SOURCE RECORDS:
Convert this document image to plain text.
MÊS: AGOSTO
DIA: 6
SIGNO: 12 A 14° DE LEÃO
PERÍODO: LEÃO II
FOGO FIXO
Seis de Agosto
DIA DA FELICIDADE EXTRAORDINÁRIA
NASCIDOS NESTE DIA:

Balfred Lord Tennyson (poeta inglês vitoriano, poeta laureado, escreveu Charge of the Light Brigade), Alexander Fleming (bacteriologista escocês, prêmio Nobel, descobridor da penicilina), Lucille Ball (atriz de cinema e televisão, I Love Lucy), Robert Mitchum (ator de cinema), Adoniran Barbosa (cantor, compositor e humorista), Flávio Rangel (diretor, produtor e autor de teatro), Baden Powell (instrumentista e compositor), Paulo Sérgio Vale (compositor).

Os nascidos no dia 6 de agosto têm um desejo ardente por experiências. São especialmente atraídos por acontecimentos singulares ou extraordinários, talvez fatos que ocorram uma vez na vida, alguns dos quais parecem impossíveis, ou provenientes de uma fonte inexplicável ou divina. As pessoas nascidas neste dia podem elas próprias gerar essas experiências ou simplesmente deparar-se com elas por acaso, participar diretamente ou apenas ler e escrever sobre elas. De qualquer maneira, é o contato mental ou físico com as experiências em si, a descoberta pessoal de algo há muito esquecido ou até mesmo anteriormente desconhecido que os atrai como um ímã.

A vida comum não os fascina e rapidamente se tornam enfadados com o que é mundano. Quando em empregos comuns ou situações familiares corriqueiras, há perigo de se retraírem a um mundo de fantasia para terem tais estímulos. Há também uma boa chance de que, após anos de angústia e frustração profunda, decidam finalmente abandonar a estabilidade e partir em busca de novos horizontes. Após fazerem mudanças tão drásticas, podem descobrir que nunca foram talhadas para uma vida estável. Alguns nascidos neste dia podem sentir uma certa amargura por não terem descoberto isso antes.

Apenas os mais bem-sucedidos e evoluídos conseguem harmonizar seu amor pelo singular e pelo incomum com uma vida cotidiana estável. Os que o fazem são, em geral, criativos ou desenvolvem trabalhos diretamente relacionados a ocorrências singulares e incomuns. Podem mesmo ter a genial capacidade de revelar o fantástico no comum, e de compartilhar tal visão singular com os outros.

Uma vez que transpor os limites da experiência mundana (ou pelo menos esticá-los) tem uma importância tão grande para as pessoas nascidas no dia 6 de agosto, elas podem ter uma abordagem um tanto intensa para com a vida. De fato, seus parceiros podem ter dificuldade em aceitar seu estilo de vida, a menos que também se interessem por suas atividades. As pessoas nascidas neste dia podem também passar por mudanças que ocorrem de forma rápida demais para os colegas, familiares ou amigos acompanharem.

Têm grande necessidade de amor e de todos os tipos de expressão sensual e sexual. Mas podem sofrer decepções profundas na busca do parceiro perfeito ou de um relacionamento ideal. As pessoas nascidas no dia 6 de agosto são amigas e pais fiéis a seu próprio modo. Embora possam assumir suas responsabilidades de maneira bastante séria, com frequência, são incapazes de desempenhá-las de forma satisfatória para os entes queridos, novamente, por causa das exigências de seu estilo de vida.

PROBLEM TO WORK ON: Whatever the entries say, repeat all of them exactly.

EXERCISE ANSWER:
Convert this document image to plain text.
MÊS: AGOSTO
DIA: 6
SIGNO: 12 A 14° DE LEÃO
PERÍODO: LEÃO II
FOGO FIXO
Seis de Agosto
DIA DA FELICIDADE EXTRAORDINÁRIA
NASCIDOS NESTE DIA:

Balfred Lord Tennyson (poeta inglês vitoriano, poeta laureado, escreveu Charge of the Light Brigade), Alexander Fleming (bacteriologista escocês, prêmio Nobel, descobridor da penicilina), Lucille Ball (atriz de cinema e televisão, I Love Lucy), Robert Mitchum (ator de cinema), Adoniran Barbosa (cantor, compositor e humorista), Flávio Rangel (diretor, produtor e autor de teatro), Baden Powell (instrumentista e compositor), Paulo Sérgio Vale (compositor).

Os nascidos no dia 6 de agosto têm um desejo ardente por experiências. São especialmente atraídos por acontecimentos singulares ou extraordinários, talvez fatos que ocorram uma vez na vida, alguns dos quais parecem impossíveis, ou provenientes de uma fonte inexplicável ou divina. As pessoas nascidas neste dia podem elas próprias gerar essas experiências ou simplesmente deparar-se com elas por acaso, participar diretamente ou apenas ler e escrever sobre elas. De qualquer maneira, é o contato mental ou físico com as experiências em si, a descoberta pessoal de algo há muito esquecido ou até mesmo anteriormente desconhecido que os atrai como um ímã.

A vida comum não os fascina e rapidamente se tornam enfadados com o que é mundano. Quando em empregos comuns ou situações familiares corriqueiras, há perigo de se retraírem a um mundo de fantasia para terem tais estímulos. Há também uma boa chance de que, após anos de angústia e frustração profunda, decidam finalmente abandonar a estabilidade e partir em busca de novos horizontes. Após fazerem mudanças tão drásticas, podem descobrir que nunca foram talhadas para uma vida estável. Alguns nascidos neste dia podem sentir uma certa amargura por não terem descoberto isso antes.

Apenas os mais bem-sucedidos e evoluídos conseguem harmonizar seu amor pelo singular e pelo incomum com uma vida cotidiana estável. Os que o fazem são, em geral, criativos ou desenvolvem trabalhos diretamente relacionados a ocorrências singulares e incomuns. Podem mesmo ter a genial capacidade de revelar o fantástico no comum, e de compartilhar tal visão singular com os outros.

Uma vez que transpor os limites da experiência mundana (ou pelo menos esticá-los) tem uma importância tão grande para as pessoas nascidas no dia 6 de agosto, elas podem ter uma abordagem um tanto intensa para com a vida. De fato, seus parceiros podem ter dificuldade em aceitar seu estilo de vida, a menos que também se interessem por suas atividades. As pessoas nascidas neste dia podem também passar por mudanças que ocorrem de forma rápida demais para os colegas, familiares ou amigos acompanharem.

Têm grande necessidade de amor e de todos os tipos de expressão sensual e sexual. Mas podem sofrer decepções profundas na busca do parceiro perfeito ou de um relacionamento ideal. As pessoas nascidas no dia 6 de agosto são amigas e pais fiéis a seu próprio modo. Embora possam assumir suas responsabilidades de maneira bastante séria, com frequência, são incapazes de desempenhá-las de forma satisfatória para os entes queridos, novamente, por causa das exigências de seu estilo de vida.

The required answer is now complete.